↓

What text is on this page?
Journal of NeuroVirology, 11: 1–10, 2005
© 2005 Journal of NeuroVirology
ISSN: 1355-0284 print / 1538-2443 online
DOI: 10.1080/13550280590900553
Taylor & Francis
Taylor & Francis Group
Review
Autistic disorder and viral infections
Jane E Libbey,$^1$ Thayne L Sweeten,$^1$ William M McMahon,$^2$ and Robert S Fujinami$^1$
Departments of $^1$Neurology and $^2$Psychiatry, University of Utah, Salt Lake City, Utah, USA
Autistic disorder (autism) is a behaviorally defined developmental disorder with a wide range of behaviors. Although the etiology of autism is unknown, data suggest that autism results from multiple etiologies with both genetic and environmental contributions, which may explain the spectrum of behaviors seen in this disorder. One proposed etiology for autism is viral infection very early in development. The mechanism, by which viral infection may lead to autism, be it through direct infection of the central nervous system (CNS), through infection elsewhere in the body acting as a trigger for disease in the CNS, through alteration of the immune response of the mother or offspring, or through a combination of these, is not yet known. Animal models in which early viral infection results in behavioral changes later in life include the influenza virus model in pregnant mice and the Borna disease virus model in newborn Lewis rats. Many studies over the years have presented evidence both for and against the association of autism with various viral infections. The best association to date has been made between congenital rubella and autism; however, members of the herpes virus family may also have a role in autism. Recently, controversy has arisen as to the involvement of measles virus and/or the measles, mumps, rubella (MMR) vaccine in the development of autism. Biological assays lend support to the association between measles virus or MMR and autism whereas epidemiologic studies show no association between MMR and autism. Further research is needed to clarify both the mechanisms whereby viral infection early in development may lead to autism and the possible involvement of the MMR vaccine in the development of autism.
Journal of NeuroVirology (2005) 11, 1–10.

↑

=== The task ===
Nothing may be dropped or altered; repeat every record in full.

=== Exercise response ===
What text is on this page?
Journal of NeuroVirology, 11: 1–10, 2005
© 2005 Journal of NeuroVirology
ISSN: 1355-0284 print / 1538-2443 online
DOI: 10.1080/13550280590900553
Taylor & Francis
Taylor & Francis Group
Review
Autistic disorder and viral infections
Jane E Libbey,$^1$ Thayne L Sweeten,$^1$ William M McMahon,$^2$ and Robert S Fujinami$^1$
Departments of $^1$Neurology and $^2$Psychiatry, University of Utah, Salt Lake City, Utah, USA
Autistic disorder (autism) is a behaviorally defined developmental disorder with a wide range of behaviors. Although the etiology of autism is unknown, data suggest that autism results from multiple etiologies with both genetic and environmental contributions, which may explain the spectrum of behaviors seen in this disorder. One proposed etiology for autism is viral infection very early in development. The mechanism, by which viral infection may lead to autism, be it through direct infection of the central nervous system (CNS), through infection elsewhere in the body acting as a trigger for disease in the CNS, through alteration of the immune response of the mother or offspring, or through a combination of these, is not yet known. Animal models in which early viral infection results in behavioral changes later in life include the influenza virus model in pregnant mice and the Borna disease virus model in newborn Lewis rats. Many studies over the years have presented evidence both for and against the association of autism with various viral infections. The best association to date has been made between congenital rubella and autism; however, members of the herpes virus family may also have a role in autism. Recently, controversy has arisen as to the involvement of measles virus and/or the measles, mumps, rubella (MMR) vaccine in the development of autism. Biological assays lend support to the association between measles virus or MMR and autism whereas epidemiologic studies show no association between MMR and autism. Further research is needed to clarify both the mechanisms whereby viral infection early in development may lead to autism and the possible involvement of the MMR vaccine in the development of autism.
Journal of NeuroVirology (2005) 11, 1–10.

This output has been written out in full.